* _Aim_
In the listing below, locate the lines that hold "JSON" and copy them.

* _Record set_
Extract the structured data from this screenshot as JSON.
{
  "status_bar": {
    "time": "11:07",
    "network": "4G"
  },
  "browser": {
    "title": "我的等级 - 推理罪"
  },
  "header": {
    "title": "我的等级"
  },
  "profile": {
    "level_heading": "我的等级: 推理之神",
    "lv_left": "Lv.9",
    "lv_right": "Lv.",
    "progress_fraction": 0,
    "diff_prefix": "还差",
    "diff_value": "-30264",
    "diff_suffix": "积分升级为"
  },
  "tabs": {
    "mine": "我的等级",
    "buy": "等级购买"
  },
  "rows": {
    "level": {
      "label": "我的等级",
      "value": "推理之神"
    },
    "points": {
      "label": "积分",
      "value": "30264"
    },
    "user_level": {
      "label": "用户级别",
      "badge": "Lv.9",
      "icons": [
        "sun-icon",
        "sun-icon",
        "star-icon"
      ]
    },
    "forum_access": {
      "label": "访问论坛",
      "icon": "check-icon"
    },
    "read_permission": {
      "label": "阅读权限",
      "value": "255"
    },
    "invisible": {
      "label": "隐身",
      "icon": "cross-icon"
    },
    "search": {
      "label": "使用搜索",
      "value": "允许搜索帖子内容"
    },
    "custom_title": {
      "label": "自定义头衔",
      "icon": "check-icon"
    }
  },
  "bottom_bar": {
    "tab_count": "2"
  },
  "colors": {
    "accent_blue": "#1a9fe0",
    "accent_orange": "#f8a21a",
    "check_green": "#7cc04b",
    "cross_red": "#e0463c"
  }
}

--

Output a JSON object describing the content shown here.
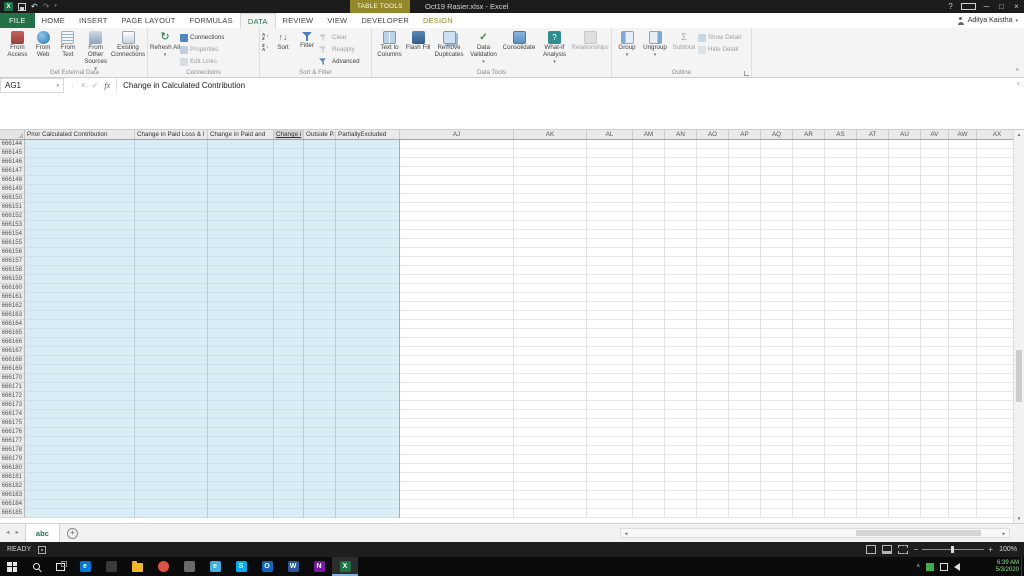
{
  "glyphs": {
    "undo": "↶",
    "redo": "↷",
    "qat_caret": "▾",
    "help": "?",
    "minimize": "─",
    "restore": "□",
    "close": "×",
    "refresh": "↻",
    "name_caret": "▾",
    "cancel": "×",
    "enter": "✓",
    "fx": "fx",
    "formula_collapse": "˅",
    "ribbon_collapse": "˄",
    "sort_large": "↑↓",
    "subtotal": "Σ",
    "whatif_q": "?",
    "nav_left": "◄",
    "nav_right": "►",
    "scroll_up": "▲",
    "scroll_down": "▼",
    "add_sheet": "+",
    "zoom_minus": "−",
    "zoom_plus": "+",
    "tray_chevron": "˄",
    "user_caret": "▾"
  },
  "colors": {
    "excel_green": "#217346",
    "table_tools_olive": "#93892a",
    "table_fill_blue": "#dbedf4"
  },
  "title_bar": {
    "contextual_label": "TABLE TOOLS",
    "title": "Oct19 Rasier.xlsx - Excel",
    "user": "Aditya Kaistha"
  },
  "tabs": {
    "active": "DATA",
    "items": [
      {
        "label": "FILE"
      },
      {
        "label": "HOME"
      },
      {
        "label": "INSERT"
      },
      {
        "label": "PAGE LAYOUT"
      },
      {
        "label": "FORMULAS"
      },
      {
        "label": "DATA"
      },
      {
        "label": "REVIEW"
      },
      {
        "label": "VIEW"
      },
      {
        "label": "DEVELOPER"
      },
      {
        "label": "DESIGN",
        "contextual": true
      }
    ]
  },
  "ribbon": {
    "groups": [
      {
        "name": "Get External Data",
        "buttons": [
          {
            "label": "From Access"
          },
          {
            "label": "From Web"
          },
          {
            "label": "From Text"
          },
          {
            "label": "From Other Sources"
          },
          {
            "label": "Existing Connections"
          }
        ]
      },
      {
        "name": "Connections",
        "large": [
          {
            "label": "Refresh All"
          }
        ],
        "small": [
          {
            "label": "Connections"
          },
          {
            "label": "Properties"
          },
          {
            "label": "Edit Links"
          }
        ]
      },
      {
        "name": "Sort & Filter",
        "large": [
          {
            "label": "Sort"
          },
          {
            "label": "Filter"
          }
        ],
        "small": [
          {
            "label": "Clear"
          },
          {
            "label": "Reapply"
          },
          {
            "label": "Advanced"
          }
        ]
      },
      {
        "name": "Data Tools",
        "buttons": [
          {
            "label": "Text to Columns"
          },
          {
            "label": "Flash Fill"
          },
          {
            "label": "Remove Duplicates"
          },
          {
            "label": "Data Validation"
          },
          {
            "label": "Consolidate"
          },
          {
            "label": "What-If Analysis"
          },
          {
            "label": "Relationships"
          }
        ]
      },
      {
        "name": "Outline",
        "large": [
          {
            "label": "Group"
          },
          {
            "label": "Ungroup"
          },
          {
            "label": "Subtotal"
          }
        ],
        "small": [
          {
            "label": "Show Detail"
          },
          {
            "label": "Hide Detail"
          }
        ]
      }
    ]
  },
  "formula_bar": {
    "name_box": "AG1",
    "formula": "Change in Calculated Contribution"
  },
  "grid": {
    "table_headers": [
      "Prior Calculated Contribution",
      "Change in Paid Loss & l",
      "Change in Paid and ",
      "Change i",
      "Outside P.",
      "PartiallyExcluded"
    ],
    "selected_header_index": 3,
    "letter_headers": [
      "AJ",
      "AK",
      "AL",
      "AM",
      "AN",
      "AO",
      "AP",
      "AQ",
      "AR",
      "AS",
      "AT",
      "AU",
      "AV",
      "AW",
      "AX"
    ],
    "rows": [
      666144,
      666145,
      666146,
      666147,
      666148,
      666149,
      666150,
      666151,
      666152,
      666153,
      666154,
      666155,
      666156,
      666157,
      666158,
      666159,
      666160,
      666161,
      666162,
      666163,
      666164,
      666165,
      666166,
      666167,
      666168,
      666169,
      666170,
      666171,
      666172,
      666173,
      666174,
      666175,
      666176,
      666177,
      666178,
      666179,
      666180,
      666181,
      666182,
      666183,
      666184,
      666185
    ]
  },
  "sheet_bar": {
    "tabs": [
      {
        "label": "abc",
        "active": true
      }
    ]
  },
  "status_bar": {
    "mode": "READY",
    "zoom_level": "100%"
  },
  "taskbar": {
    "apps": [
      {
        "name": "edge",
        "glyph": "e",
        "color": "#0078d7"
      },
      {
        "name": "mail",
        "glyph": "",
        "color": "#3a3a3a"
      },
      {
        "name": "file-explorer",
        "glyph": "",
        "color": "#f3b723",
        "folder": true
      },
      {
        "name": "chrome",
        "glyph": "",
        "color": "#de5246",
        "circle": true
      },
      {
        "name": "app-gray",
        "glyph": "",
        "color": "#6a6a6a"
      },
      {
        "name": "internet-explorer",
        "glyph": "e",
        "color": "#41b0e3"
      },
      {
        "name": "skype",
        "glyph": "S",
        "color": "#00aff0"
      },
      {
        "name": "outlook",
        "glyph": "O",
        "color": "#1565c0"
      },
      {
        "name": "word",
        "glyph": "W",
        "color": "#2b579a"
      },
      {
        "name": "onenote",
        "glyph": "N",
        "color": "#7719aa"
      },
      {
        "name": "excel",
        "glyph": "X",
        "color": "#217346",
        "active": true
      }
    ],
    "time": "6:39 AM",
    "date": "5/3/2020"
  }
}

* _Answer to the exercise_
Extract the structured data from this screenshot as JSON.
Output a JSON object describing the content shown here.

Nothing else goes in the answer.